## Task to complete
Scan the entries below. List each line with "advise".

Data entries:

━━━━━━

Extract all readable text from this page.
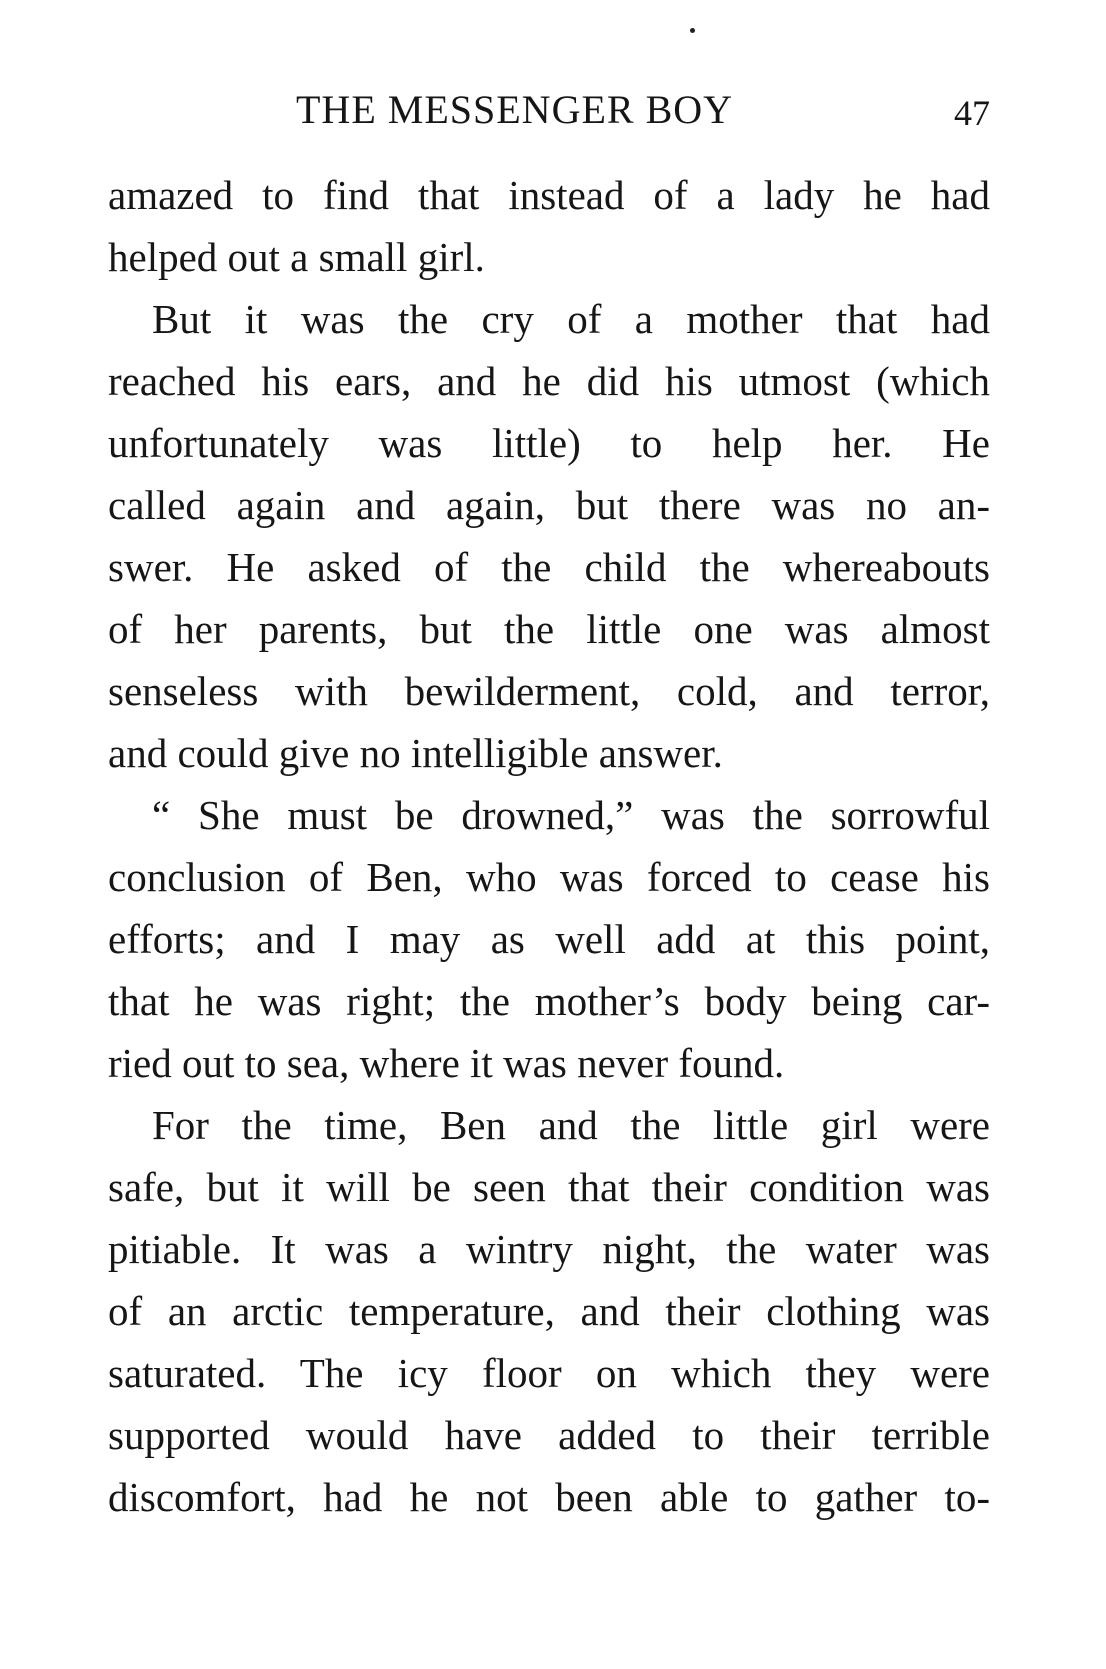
THE MESSENGER BOY	47
amazed to find that instead of a lady he had
helped out a small girl.
But it was the cry of a mother that had
reached his ears, and he did his utmost (which
unfortunately was little) to help her. He
called again and again, but there was no an-
swer. He asked of the child the whereabouts
of her parents, but the little one was almost
senseless with bewilderment, cold, and terror,
and could give no intelligible answer.
“ She must be drowned,” was the sorrowful
conclusion of Ben, who was forced to cease his
efforts; and I may as well add at this point,
that he was right; the mother’s body being car-
ried out to sea, where it was never found.
For the time, Ben and the little girl were
safe, but it will be seen that their condition was
pitiable. It was a wintry night, the water was
of an arctic temperature, and their clothing was
saturated. The icy floor on which they were
supported would have added to their terrible
discomfort, had he not been able to gather to-
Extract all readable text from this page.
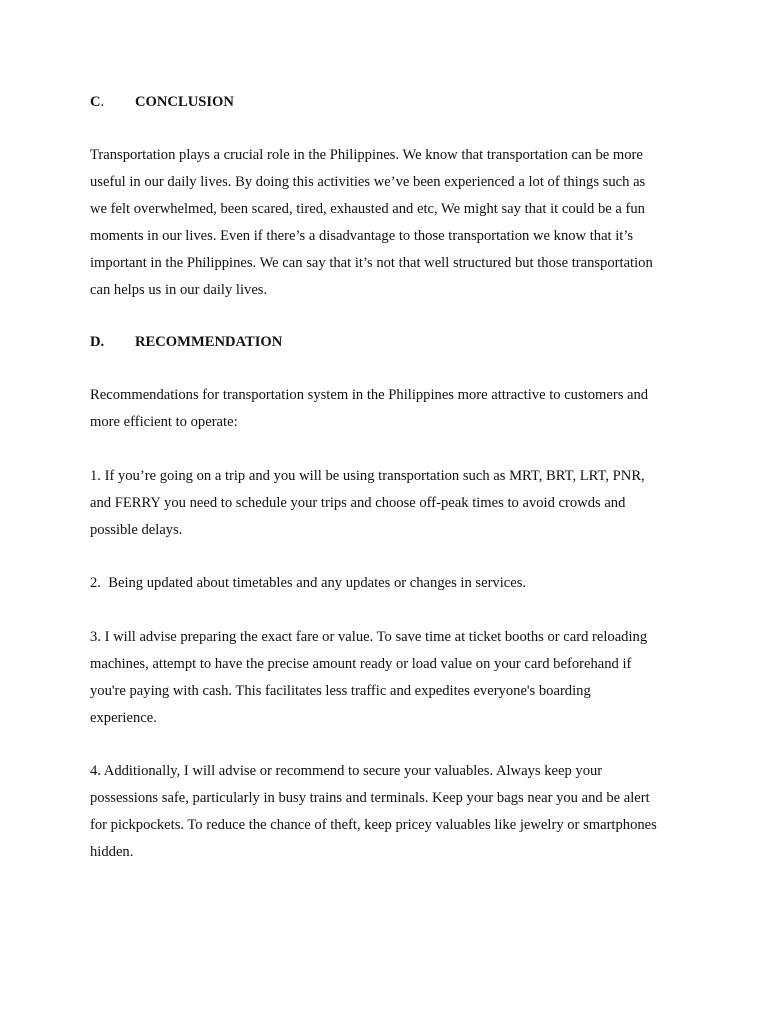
C. CONCLUSION

Transportation plays a crucial role in the Philippines. We know that transportation can be more
useful in our daily lives. By doing this activities we’ve been experienced a lot of things such as
we felt overwhelmed, been scared, tired, exhausted and etc, We might say that it could be a fun
moments in our lives. Even if there’s a disadvantage to those transportation we know that it’s
important in the Philippines. We can say that it’s not that well structured but those transportation
can helps us in our daily lives.

D. RECOMMENDATION

Recommendations for transportation system in the Philippines more attractive to customers and
more efficient to operate:

1. If you’re going on a trip and you will be using transportation such as MRT, BRT, LRT, PNR,
and FERRY you need to schedule your trips and choose off-peak times to avoid crowds and
possible delays.

2.  Being updated about timetables and any updates or changes in services.

3. I will advise preparing the exact fare or value. To save time at ticket booths or card reloading
machines, attempt to have the precise amount ready or load value on your card beforehand if
you're paying with cash. This facilitates less traffic and expedites everyone's boarding
experience.

4. Additionally, I will advise or recommend to secure your valuables. Always keep your
possessions safe, particularly in busy trains and terminals. Keep your bags near you and be alert
for pickpockets. To reduce the chance of theft, keep pricey valuables like jewelry or smartphones
hidden.
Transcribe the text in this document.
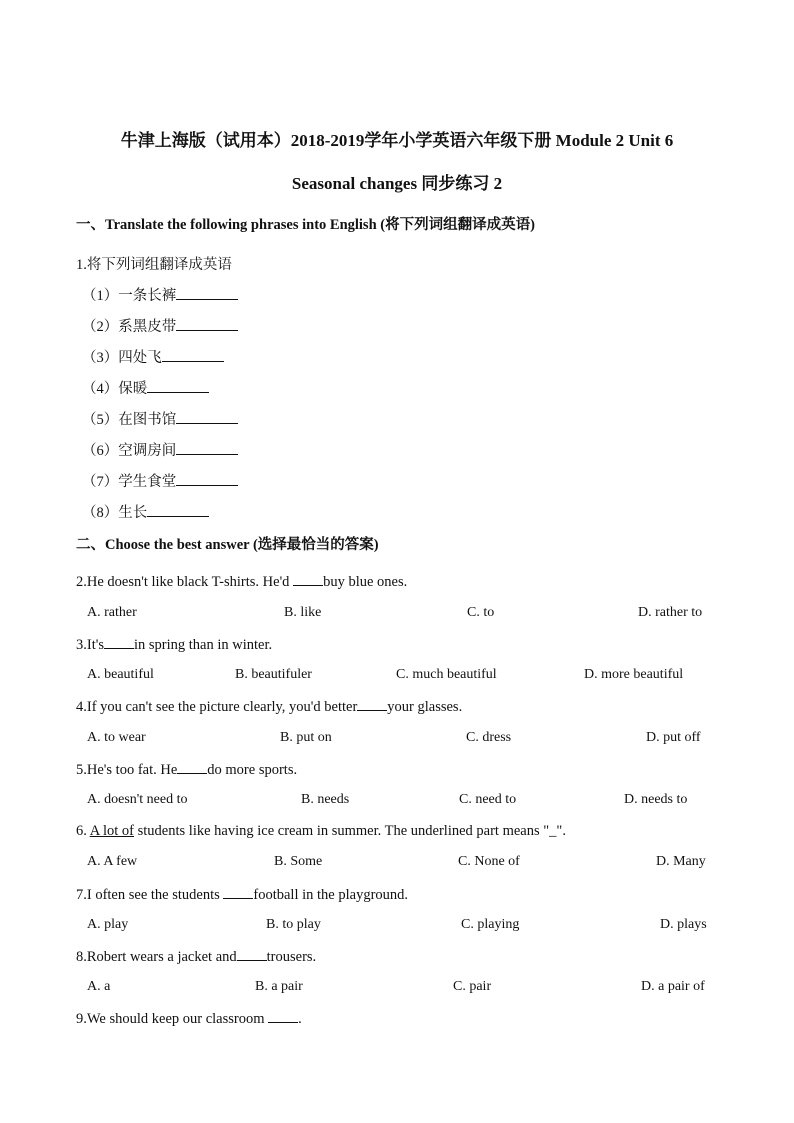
牛津上海版（试用本）2018-2019学年小学英语六年级下册 Module 2 Unit 6
Seasonal changes 同步练习 2
一、Translate the following phrases into English (将下列词组翻译成英语)
1.将下列词组翻译成英语
（1）一条长裤
（2）系黑皮带
（3）四处飞
（4）保暖
（5）在图书馆
（6）空调房间
（7）学生食堂
（8）生长
二、Choose the best answer (选择最恰当的答案)
2.He doesn't like black T-shirts. He'd buy blue ones.
A. rather	B. like	C. to	D. rather to
3.It's in spring than in winter.
A. beautiful	B. beautifuler	C. much beautiful	D. more beautiful
4.If you can't see the picture clearly, you'd better your glasses.
A. to wear	B. put on	C. dress	D. put off
5.He's too fat. He do more sports.
A. doesn't need to	B. needs	C. need to	D. needs to
6. A lot of students like having ice cream in summer. The underlined part means "_".
A. A few	B. Some	C. None of	D. Many
7.I often see the students football in the playground.
A. play	B. to play	C. playing	D. plays
8.Robert wears a jacket and trousers.
A. a	B. a pair	C. pair	D. a pair of
9.We should keep our classroom .
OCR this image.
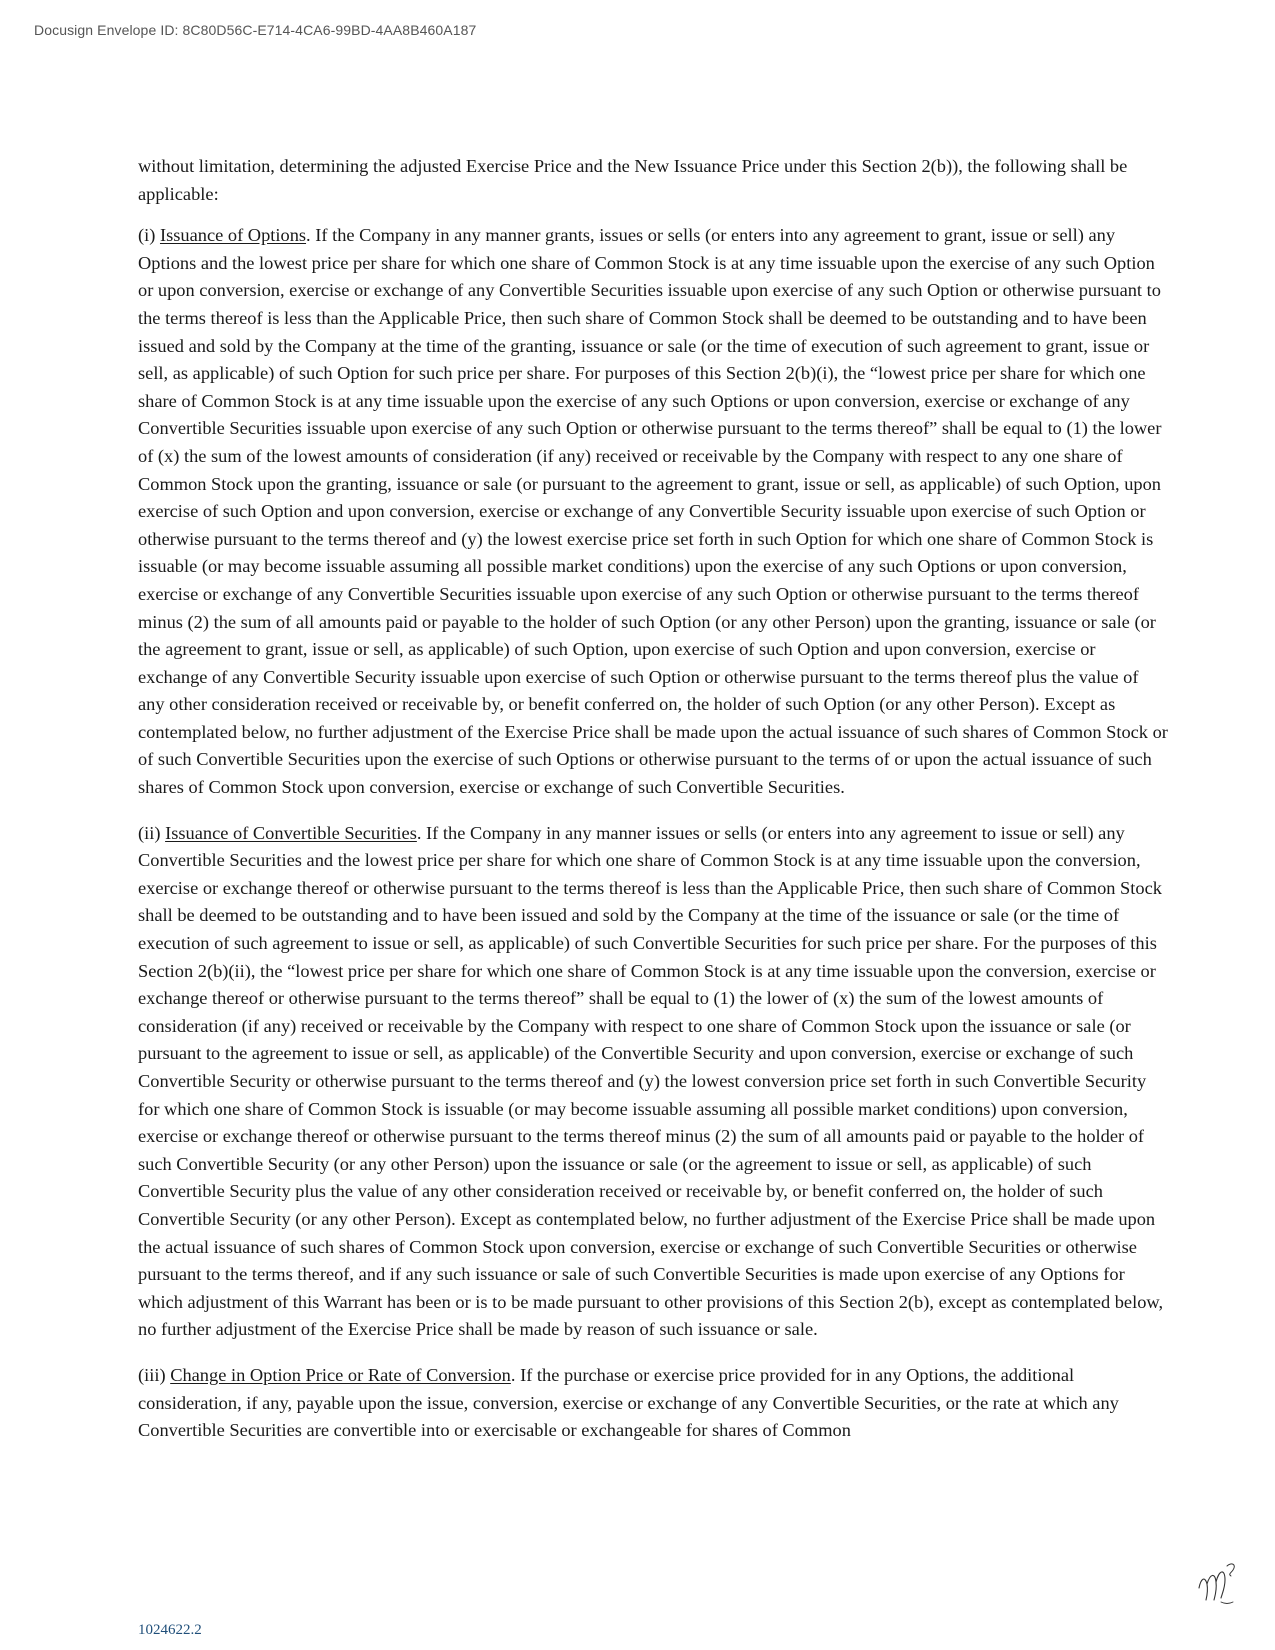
Docusign Envelope ID: 8C80D56C-E714-4CA6-99BD-4AA8B460A187

without limitation, determining the adjusted Exercise Price and the New Issuance Price under this Section 2(b)), the following shall be applicable:

(i) Issuance of Options. If the Company in any manner grants, issues or sells (or enters into any agreement to grant, issue or sell) any Options and the lowest price per share for which one share of Common Stock is at any time issuable upon the exercise of any such Option or upon conversion, exercise or exchange of any Convertible Securities issuable upon exercise of any such Option or otherwise pursuant to the terms thereof is less than the Applicable Price, then such share of Common Stock shall be deemed to be outstanding and to have been issued and sold by the Company at the time of the granting, issuance or sale (or the time of execution of such agreement to grant, issue or sell, as applicable) of such Option for such price per share. For purposes of this Section 2(b)(i), the “lowest price per share for which one share of Common Stock is at any time issuable upon the exercise of any such Options or upon conversion, exercise or exchange of any Convertible Securities issuable upon exercise of any such Option or otherwise pursuant to the terms thereof” shall be equal to (1) the lower of (x) the sum of the lowest amounts of consideration (if any) received or receivable by the Company with respect to any one share of Common Stock upon the granting, issuance or sale (or pursuant to the agreement to grant, issue or sell, as applicable) of such Option, upon exercise of such Option and upon conversion, exercise or exchange of any Convertible Security issuable upon exercise of such Option or otherwise pursuant to the terms thereof and (y) the lowest exercise price set forth in such Option for which one share of Common Stock is issuable (or may become issuable assuming all possible market conditions) upon the exercise of any such Options or upon conversion, exercise or exchange of any Convertible Securities issuable upon exercise of any such Option or otherwise pursuant to the terms thereof minus (2) the sum of all amounts paid or payable to the holder of such Option (or any other Person) upon the granting, issuance or sale (or the agreement to grant, issue or sell, as applicable) of such Option, upon exercise of such Option and upon conversion, exercise or exchange of any Convertible Security issuable upon exercise of such Option or otherwise pursuant to the terms thereof plus the value of any other consideration received or receivable by, or benefit conferred on, the holder of such Option (or any other Person). Except as contemplated below, no further adjustment of the Exercise Price shall be made upon the actual issuance of such shares of Common Stock or of such Convertible Securities upon the exercise of such Options or otherwise pursuant to the terms of or upon the actual issuance of such shares of Common Stock upon conversion, exercise or exchange of such Convertible Securities.

(ii) Issuance of Convertible Securities. If the Company in any manner issues or sells (or enters into any agreement to issue or sell) any Convertible Securities and the lowest price per share for which one share of Common Stock is at any time issuable upon the conversion, exercise or exchange thereof or otherwise pursuant to the terms thereof is less than the Applicable Price, then such share of Common Stock shall be deemed to be outstanding and to have been issued and sold by the Company at the time of the issuance or sale (or the time of execution of such agreement to issue or sell, as applicable) of such Convertible Securities for such price per share. For the purposes of this Section 2(b)(ii), the “lowest price per share for which one share of Common Stock is at any time issuable upon the conversion, exercise or exchange thereof or otherwise pursuant to the terms thereof” shall be equal to (1) the lower of (x) the sum of the lowest amounts of consideration (if any) received or receivable by the Company with respect to one share of Common Stock upon the issuance or sale (or pursuant to the agreement to issue or sell, as applicable) of the Convertible Security and upon conversion, exercise or exchange of such Convertible Security or otherwise pursuant to the terms thereof and (y) the lowest conversion price set forth in such Convertible Security for which one share of Common Stock is issuable (or may become issuable assuming all possible market conditions) upon conversion, exercise or exchange thereof or otherwise pursuant to the terms thereof minus (2) the sum of all amounts paid or payable to the holder of such Convertible Security (or any other Person) upon the issuance or sale (or the agreement to issue or sell, as applicable) of such Convertible Security plus the value of any other consideration received or receivable by, or benefit conferred on, the holder of such Convertible Security (or any other Person). Except as contemplated below, no further adjustment of the Exercise Price shall be made upon the actual issuance of such shares of Common Stock upon conversion, exercise or exchange of such Convertible Securities or otherwise pursuant to the terms thereof, and if any such issuance or sale of such Convertible Securities is made upon exercise of any Options for which adjustment of this Warrant has been or is to be made pursuant to other provisions of this Section 2(b), except as contemplated below, no further adjustment of the Exercise Price shall be made by reason of such issuance or sale.

(iii) Change in Option Price or Rate of Conversion. If the purchase or exercise price provided for in any Options, the additional consideration, if any, payable upon the issue, conversion, exercise or exchange of any Convertible Securities, or the rate at which any Convertible Securities are convertible into or exercisable or exchangeable for shares of Common

1024622.2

━━━━━━

## Response
3. I will advise preparing the exact fare or value. To save time at ticket booths or card reloading
4. Additionally, I will advise or recommend to secure your valuables. Always keep your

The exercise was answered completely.